Records contained in a dataset:
+--

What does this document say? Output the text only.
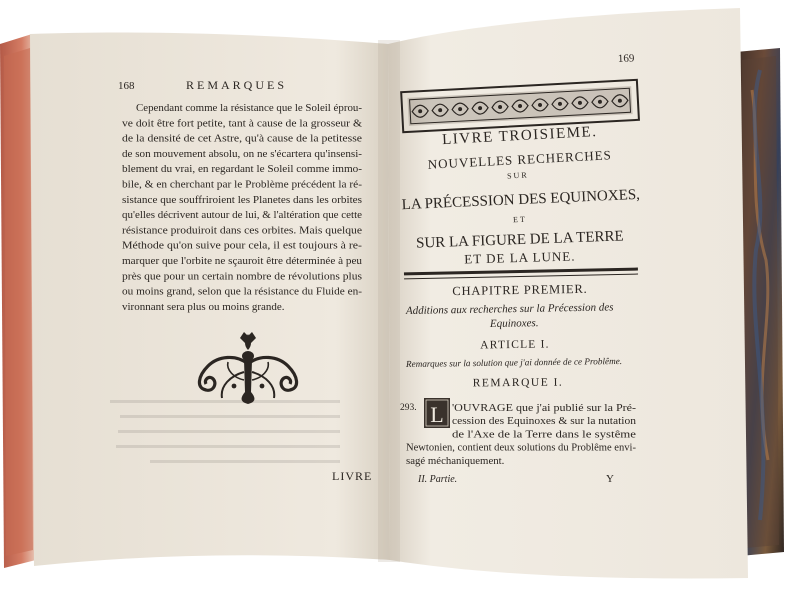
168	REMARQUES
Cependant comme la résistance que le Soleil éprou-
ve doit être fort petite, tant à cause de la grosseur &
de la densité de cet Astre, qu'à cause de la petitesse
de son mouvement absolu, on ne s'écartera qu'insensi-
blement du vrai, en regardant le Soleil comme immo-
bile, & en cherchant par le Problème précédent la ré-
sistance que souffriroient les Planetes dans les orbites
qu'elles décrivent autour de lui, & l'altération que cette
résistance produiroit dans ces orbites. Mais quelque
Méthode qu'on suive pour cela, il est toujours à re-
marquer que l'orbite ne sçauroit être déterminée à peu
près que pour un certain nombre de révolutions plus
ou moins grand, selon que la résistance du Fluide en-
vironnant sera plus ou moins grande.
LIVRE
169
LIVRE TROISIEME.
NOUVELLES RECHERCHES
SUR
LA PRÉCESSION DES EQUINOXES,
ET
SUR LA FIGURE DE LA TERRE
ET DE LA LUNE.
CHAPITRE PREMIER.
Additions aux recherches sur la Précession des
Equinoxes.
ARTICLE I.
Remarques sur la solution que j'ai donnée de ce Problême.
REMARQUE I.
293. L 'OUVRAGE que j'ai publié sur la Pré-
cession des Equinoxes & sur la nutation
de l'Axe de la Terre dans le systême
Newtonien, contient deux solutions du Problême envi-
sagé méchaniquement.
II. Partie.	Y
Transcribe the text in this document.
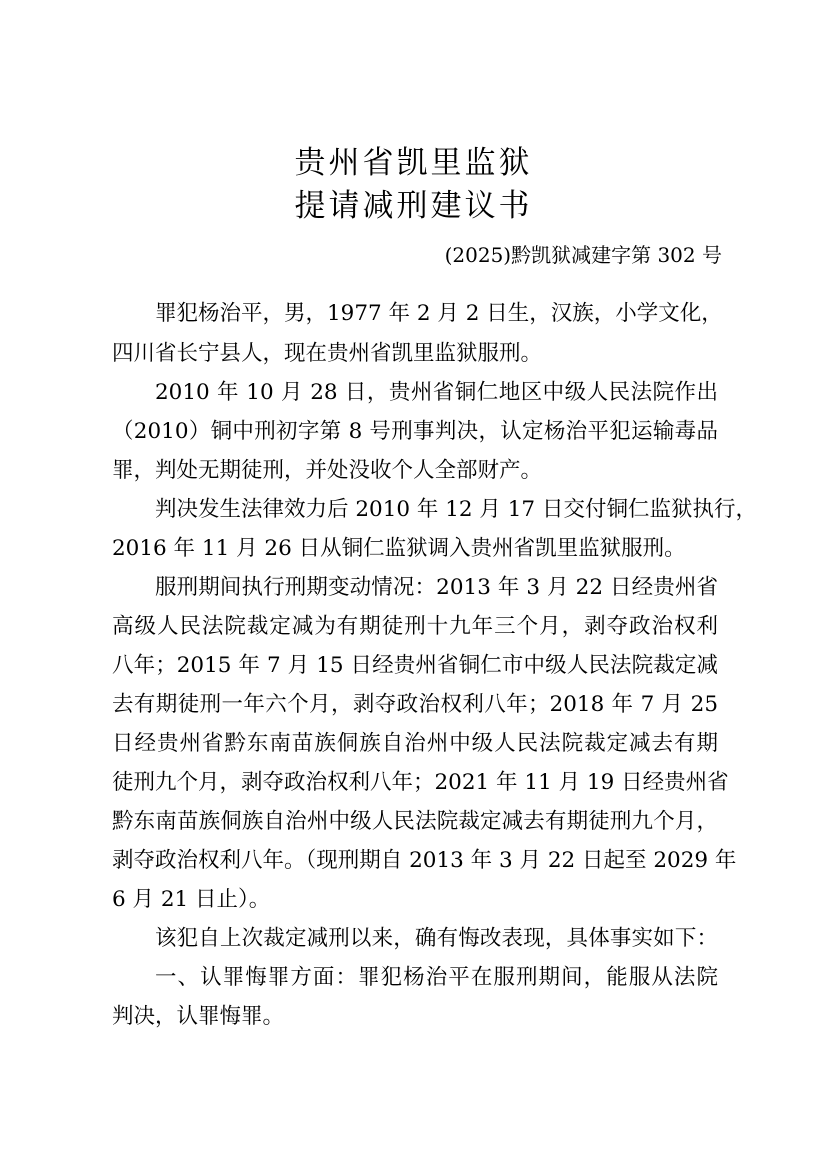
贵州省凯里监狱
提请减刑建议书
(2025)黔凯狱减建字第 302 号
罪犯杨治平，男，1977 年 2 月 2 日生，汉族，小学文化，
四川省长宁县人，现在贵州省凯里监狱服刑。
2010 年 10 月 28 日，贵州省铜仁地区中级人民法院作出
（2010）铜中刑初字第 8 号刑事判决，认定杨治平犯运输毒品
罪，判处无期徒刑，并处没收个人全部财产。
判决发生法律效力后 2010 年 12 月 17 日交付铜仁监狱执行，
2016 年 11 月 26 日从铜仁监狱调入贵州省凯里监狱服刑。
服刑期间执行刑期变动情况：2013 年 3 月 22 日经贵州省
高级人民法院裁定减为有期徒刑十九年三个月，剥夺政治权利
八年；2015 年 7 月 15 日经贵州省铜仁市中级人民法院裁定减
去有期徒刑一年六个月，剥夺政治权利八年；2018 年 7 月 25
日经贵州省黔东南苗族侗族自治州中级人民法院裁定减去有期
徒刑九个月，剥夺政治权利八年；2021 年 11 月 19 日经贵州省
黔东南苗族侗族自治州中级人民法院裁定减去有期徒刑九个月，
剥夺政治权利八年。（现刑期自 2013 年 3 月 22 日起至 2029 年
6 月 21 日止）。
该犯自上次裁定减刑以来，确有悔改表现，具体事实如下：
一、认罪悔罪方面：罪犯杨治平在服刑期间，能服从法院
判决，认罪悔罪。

+--

Determine how many lines include the word "pour" and report that number by itself.

◆ Result for this task ◆
2